As he approached Damascus, a bright light from heaven flashed around him. It was as if the world was ripped open and Heaven shone through. Paul was blinded and fell to the ground. As he landed he heard a voice like thunder issuing from the clouds: “Saul, Saul, why are you persecuting me?”

“Who are you Lord?”

“I am Jesus, whom you are persecuting but rise and enter the city, and you will be told what you are to do.”

Paul’s eyes were seared shut by the encounter, but with his outward vision impaired, his inner vision could begin to emerge from the slumber that he had forced on it ever since he heard Jesus talking in the Temple. Jesus?! You mean that guy from back in Jerusalem? Was he really the Messiah and I missed it? If he did this to me, then what he said back then must have been the truth—he truly is greater than David since I just witnessed him in heaven. Maybe I have gotten this thing all wrong. Can I truly have been that blind?

Beloved, what Paul and the rest of the crowd confronting Jesus lacked that day was the spiritual eyes to see the truth. Jesus was the son of David in the flesh—Matthew makes this very clear in his genealogy at the beginning of his Gospel. But he was also the Lord of David as God. All the various groups failed to recognize that which is why they had no retort when Jesus asks them the question: “If David then calls the Christ Lord, how is he his son?”

They saw a man. Paul saw a man—a man who spoke blasphemy—unless it wasn’t. That day Paul’s eyes were darkened to the point that he was willing to kill to suppress this uprising heresy. It was not until Paul encountered Jesus in his full divinity that he became aware of just how blind he had been. Then he goes to Ananias who lays his hand on him and fills Paul with the Holy Spirit and those old, dead eyes fell from his face revealing the atrophied, inner spiritual eyes beneath and finally allowing them to see the full light of day.

With his vision restored, Paul goes on to do great things in the name of the Lord. The passion he had for suppressing an ungodly uprising in his beloved religion, was now given true vision and enlighten to see the uprising as a true act of God, and empowered by the Holy Spirit, that passion caused him to spread the gospel throughout the entire world.

God grant that we too can have our eyes as wide open.

┄┄┄┄┄┄┄┄┄┄┄┄┄┄┄┄┄┄┄┄

OBJECTIVE: In the passage on Paul's conversion, write out word for word the stretch that begins at the words "With his vision" and stops after "the entire world.".

RECORDED INFORMATION:
┄┄┄┄┄┄┄┄┄┄┄┄┄┄┄┄┄┄┄┄

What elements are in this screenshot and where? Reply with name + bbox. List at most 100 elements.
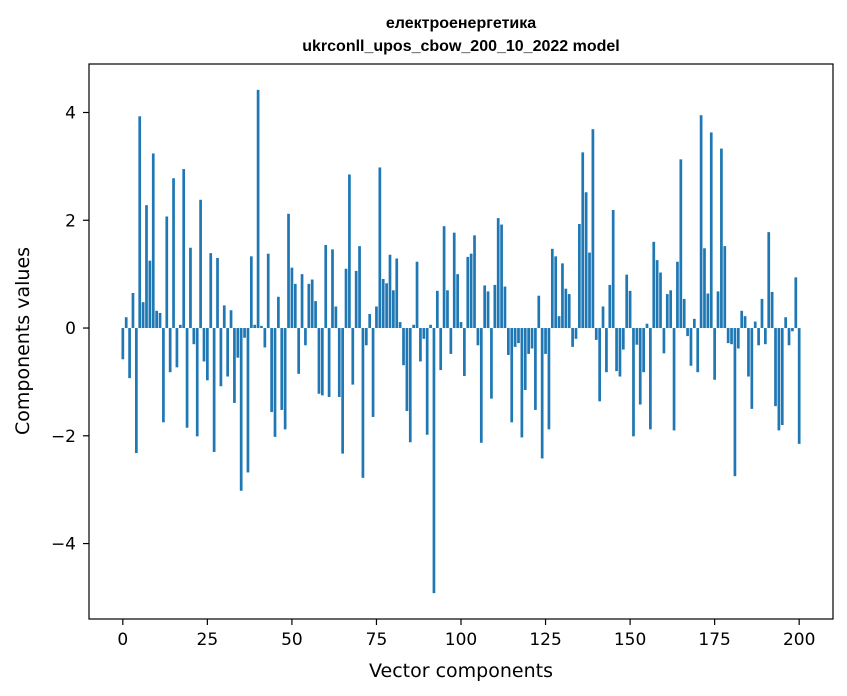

┄┄┄┄┄┄┄┄┄┄┄┄┄┄┄┄┄┄┄┄

TASK SOLUTION:
With his vision restored, Paul goes on to do great things in the name of the Lord. The passion he had for suppressing an ungodly uprising in his beloved religion, was now given true vision and enlighten to see the uprising as a true act of God, and empowered by the Holy Spirit, that passion caused him to spread the gospel throughout the entire world.